• [THE TASK]
Quote the records beneath, complete and exact. Leave out images.

───── RECORDS ─────

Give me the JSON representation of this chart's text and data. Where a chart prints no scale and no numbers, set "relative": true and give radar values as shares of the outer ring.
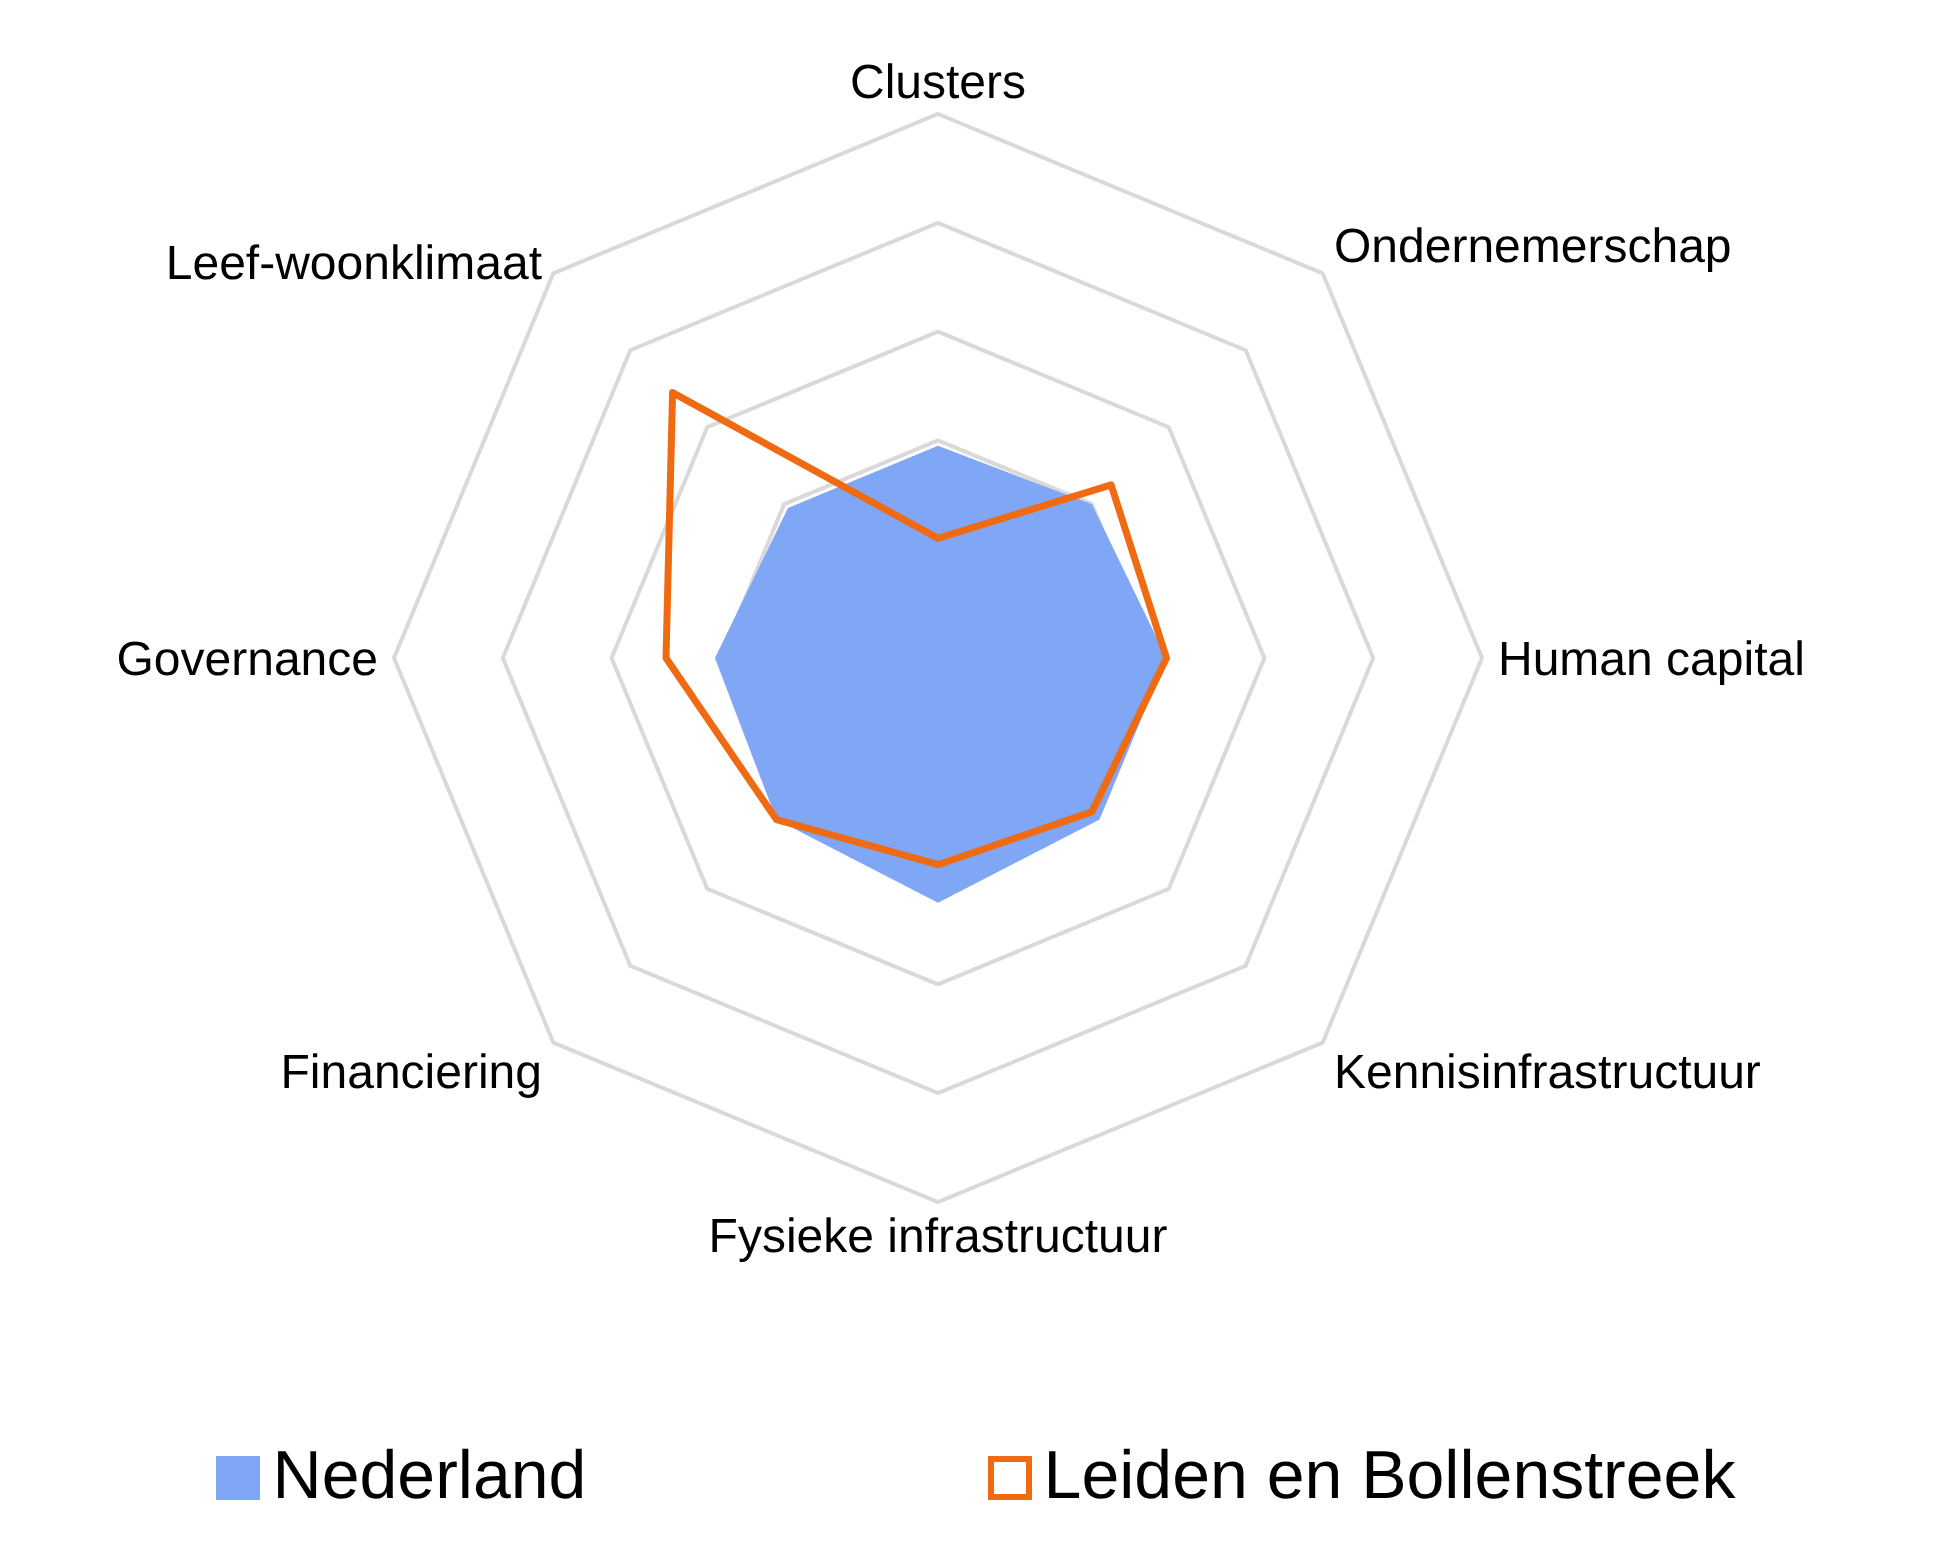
{
  "chart_data": {
    "type": "radar",
    "relative": true,
    "categories": [
      "Clusters",
      "Ondernemerschap",
      "Human capital",
      "Kennisinfrastructuur",
      "Fysieke infrastructuur",
      "Financiering",
      "Governance",
      "Leef-woonklimaat"
    ],
    "series": [
      {
        "name": "Nederland",
        "color": "#7fa7f5",
        "values": [
          0.39,
          0.4,
          0.42,
          0.42,
          0.45,
          0.42,
          0.41,
          0.39
        ]
      },
      {
        "name": "Leiden en Bollenstreek",
        "color": "#f06a12",
        "values": [
          0.22,
          0.45,
          0.42,
          0.4,
          0.38,
          0.42,
          0.5,
          0.69
        ]
      }
    ],
    "grid": true,
    "legend": "bottom"
  }
}
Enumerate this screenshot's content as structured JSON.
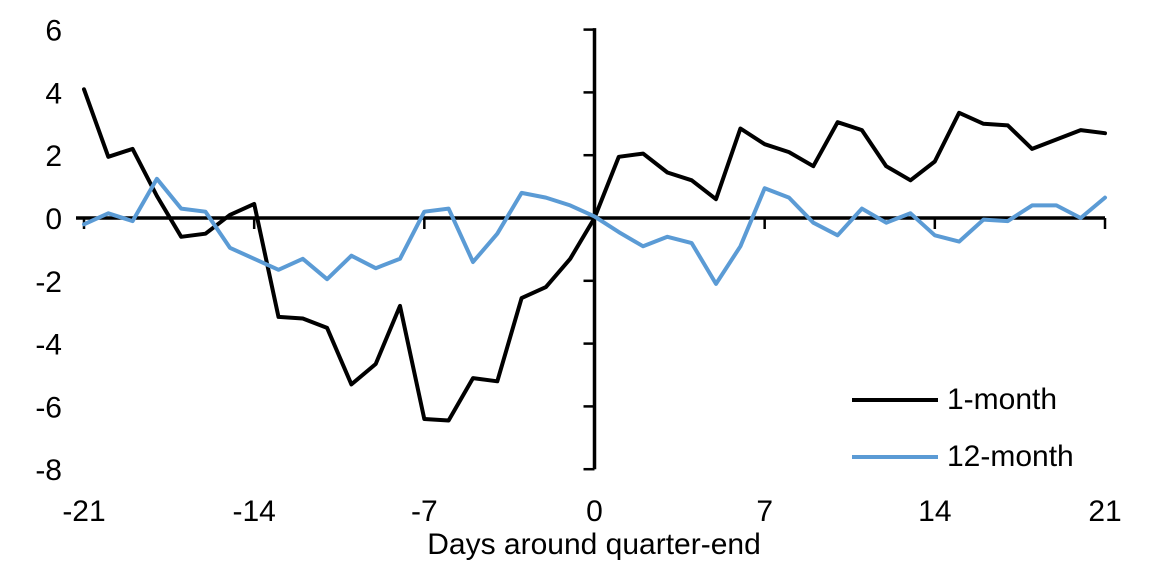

─────

• [THE RESPONSE]
Give me the JSON representation of this chart's text and data. Where a chart prints no scale and no numbers, set "relative": true and give radar values as shares of the outer ring.
{
  "chart_data": {
    "type": "radar",
    "relative": true,
    "categories": [
      "Clusters",
      "Ondernemerschap",
      "Human capital",
      "Kennisinfrastructuur",
      "Fysieke infrastructuur",
      "Financiering",
      "Governance",
      "Leef-woonklimaat"
    ],
    "series": [
      {
        "name": "Nederland",
        "color": "#7fa7f5",
        "values": [
          0.39,
          0.4,
          0.42,
          0.42,
          0.45,
          0.42,
          0.41,
          0.39
        ]
      },
      {
        "name": "Leiden en Bollenstreek",
        "color": "#f06a12",
        "values": [
          0.22,
          0.45,
          0.42,
          0.4,
          0.38,
          0.42,
          0.5,
          0.69
        ]
      }
    ],
    "grid": true,
    "legend": "bottom"
  }
}
Enumerate this screenshot's content as structured JSON.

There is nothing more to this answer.